→ Given request
Reproduce all of the data that follows, character for character.

→ Provided data
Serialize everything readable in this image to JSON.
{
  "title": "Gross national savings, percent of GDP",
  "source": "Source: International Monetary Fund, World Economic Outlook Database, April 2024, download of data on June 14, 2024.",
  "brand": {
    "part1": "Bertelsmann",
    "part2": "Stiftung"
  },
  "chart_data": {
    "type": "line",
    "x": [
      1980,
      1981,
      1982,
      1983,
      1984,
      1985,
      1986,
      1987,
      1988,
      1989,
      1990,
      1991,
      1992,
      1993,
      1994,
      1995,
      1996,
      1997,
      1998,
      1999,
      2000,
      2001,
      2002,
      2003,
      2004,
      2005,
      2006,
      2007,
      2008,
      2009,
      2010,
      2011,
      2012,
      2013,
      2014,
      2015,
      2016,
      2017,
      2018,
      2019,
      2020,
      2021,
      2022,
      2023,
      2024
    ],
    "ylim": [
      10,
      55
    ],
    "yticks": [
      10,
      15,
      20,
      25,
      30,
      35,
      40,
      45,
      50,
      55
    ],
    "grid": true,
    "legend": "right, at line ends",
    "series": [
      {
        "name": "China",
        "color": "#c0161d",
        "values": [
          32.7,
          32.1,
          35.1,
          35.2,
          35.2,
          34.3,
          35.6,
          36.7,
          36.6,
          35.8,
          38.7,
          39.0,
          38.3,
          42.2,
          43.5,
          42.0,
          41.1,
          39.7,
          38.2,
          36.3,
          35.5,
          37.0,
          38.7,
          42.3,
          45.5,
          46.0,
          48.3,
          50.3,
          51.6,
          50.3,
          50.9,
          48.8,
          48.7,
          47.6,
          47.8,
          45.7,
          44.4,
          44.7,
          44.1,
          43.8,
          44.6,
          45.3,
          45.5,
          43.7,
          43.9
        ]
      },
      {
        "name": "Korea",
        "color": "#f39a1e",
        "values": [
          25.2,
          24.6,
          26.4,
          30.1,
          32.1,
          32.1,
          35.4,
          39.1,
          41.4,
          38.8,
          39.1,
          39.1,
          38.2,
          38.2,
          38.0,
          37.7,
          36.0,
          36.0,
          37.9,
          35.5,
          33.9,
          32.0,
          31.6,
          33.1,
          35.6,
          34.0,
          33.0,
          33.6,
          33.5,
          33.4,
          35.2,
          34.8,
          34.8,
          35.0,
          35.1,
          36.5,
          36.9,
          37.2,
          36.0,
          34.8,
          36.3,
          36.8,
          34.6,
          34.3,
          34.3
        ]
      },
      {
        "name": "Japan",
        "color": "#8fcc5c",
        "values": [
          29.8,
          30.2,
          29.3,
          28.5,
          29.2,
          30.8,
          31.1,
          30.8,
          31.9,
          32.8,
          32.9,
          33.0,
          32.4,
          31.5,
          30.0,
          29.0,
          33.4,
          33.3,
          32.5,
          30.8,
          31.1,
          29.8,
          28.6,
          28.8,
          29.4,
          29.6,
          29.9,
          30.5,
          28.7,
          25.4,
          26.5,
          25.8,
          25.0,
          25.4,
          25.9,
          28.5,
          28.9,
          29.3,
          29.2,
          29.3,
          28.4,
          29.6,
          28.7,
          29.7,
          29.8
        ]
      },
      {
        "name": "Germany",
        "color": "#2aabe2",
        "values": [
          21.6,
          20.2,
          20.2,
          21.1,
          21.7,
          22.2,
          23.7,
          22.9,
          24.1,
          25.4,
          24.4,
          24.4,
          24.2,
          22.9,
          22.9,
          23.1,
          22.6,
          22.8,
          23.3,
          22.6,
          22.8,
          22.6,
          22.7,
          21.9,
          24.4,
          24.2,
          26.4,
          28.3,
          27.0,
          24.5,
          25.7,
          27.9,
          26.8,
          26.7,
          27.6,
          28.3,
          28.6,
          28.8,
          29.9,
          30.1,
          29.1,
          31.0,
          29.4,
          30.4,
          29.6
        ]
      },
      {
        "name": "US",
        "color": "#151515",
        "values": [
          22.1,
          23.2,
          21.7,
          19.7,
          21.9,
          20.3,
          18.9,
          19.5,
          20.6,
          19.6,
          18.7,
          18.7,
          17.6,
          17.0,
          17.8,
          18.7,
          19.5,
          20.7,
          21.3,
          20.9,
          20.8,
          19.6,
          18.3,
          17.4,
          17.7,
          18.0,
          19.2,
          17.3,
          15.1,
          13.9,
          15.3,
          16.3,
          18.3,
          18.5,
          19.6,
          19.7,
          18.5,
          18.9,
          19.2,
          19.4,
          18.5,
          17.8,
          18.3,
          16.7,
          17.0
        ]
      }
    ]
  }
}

→ Written answer
Serialize everything readable in this image to JSON.
{
  "title": "Gross national savings, percent of GDP",
  "source": "Source: International Monetary Fund, World Economic Outlook Database, April 2024, download of data on June 14, 2024.",
  "brand": {
    "part1": "Bertelsmann",
    "part2": "Stiftung"
  },
  "chart_data": {
    "type": "line",
    "x": [
      1980,
      1981,
      1982,
      1983,
      1984,
      1985,
      1986,
      1987,
      1988,
      1989,
      1990,
      1991,
      1992,
      1993,
      1994,
      1995,
      1996,
      1997,
      1998,
      1999,
      2000,
      2001,
      2002,
      2003,
      2004,
      2005,
      2006,
      2007,
      2008,
      2009,
      2010,
      2011,
      2012,
      2013,
      2014,
      2015,
      2016,
      2017,
      2018,
      2019,
      2020,
      2021,
      2022,
      2023,
      2024
    ],
    "ylim": [
      10,
      55
    ],
    "yticks": [
      10,
      15,
      20,
      25,
      30,
      35,
      40,
      45,
      50,
      55
    ],
    "grid": true,
    "legend": "right, at line ends",
    "series": [
      {
        "name": "China",
        "color": "#c0161d",
        "values": [
          32.7,
          32.1,
          35.1,
          35.2,
          35.2,
          34.3,
          35.6,
          36.7,
          36.6,
          35.8,
          38.7,
          39.0,
          38.3,
          42.2,
          43.5,
          42.0,
          41.1,
          39.7,
          38.2,
          36.3,
          35.5,
          37.0,
          38.7,
          42.3,
          45.5,
          46.0,
          48.3,
          50.3,
          51.6,
          50.3,
          50.9,
          48.8,
          48.7,
          47.6,
          47.8,
          45.7,
          44.4,
          44.7,
          44.1,
          43.8,
          44.6,
          45.3,
          45.5,
          43.7,
          43.9
        ]
      },
      {
        "name": "Korea",
        "color": "#f39a1e",
        "values": [
          25.2,
          24.6,
          26.4,
          30.1,
          32.1,
          32.1,
          35.4,
          39.1,
          41.4,
          38.8,
          39.1,
          39.1,
          38.2,
          38.2,
          38.0,
          37.7,
          36.0,
          36.0,
          37.9,
          35.5,
          33.9,
          32.0,
          31.6,
          33.1,
          35.6,
          34.0,
          33.0,
          33.6,
          33.5,
          33.4,
          35.2,
          34.8,
          34.8,
          35.0,
          35.1,
          36.5,
          36.9,
          37.2,
          36.0,
          34.8,
          36.3,
          36.8,
          34.6,
          34.3,
          34.3
        ]
      },
      {
        "name": "Japan",
        "color": "#8fcc5c",
        "values": [
          29.8,
          30.2,
          29.3,
          28.5,
          29.2,
          30.8,
          31.1,
          30.8,
          31.9,
          32.8,
          32.9,
          33.0,
          32.4,
          31.5,
          30.0,
          29.0,
          33.4,
          33.3,
          32.5,
          30.8,
          31.1,
          29.8,
          28.6,
          28.8,
          29.4,
          29.6,
          29.9,
          30.5,
          28.7,
          25.4,
          26.5,
          25.8,
          25.0,
          25.4,
          25.9,
          28.5,
          28.9,
          29.3,
          29.2,
          29.3,
          28.4,
          29.6,
          28.7,
          29.7,
          29.8
        ]
      },
      {
        "name": "Germany",
        "color": "#2aabe2",
        "values": [
          21.6,
          20.2,
          20.2,
          21.1,
          21.7,
          22.2,
          23.7,
          22.9,
          24.1,
          25.4,
          24.4,
          24.4,
          24.2,
          22.9,
          22.9,
          23.1,
          22.6,
          22.8,
          23.3,
          22.6,
          22.8,
          22.6,
          22.7,
          21.9,
          24.4,
          24.2,
          26.4,
          28.3,
          27.0,
          24.5,
          25.7,
          27.9,
          26.8,
          26.7,
          27.6,
          28.3,
          28.6,
          28.8,
          29.9,
          30.1,
          29.1,
          31.0,
          29.4,
          30.4,
          29.6
        ]
      },
      {
        "name": "US",
        "color": "#151515",
        "values": [
          22.1,
          23.2,
          21.7,
          19.7,
          21.9,
          20.3,
          18.9,
          19.5,
          20.6,
          19.6,
          18.7,
          18.7,
          17.6,
          17.0,
          17.8,
          18.7,
          19.5,
          20.7,
          21.3,
          20.9,
          20.8,
          19.6,
          18.3,
          17.4,
          17.7,
          18.0,
          19.2,
          17.3,
          15.1,
          13.9,
          15.3,
          16.3,
          18.3,
          18.5,
          19.6,
          19.7,
          18.5,
          18.9,
          19.2,
          19.4,
          18.5,
          17.8,
          18.3,
          16.7,
          17.0
        ]
      }
    ]
  }
}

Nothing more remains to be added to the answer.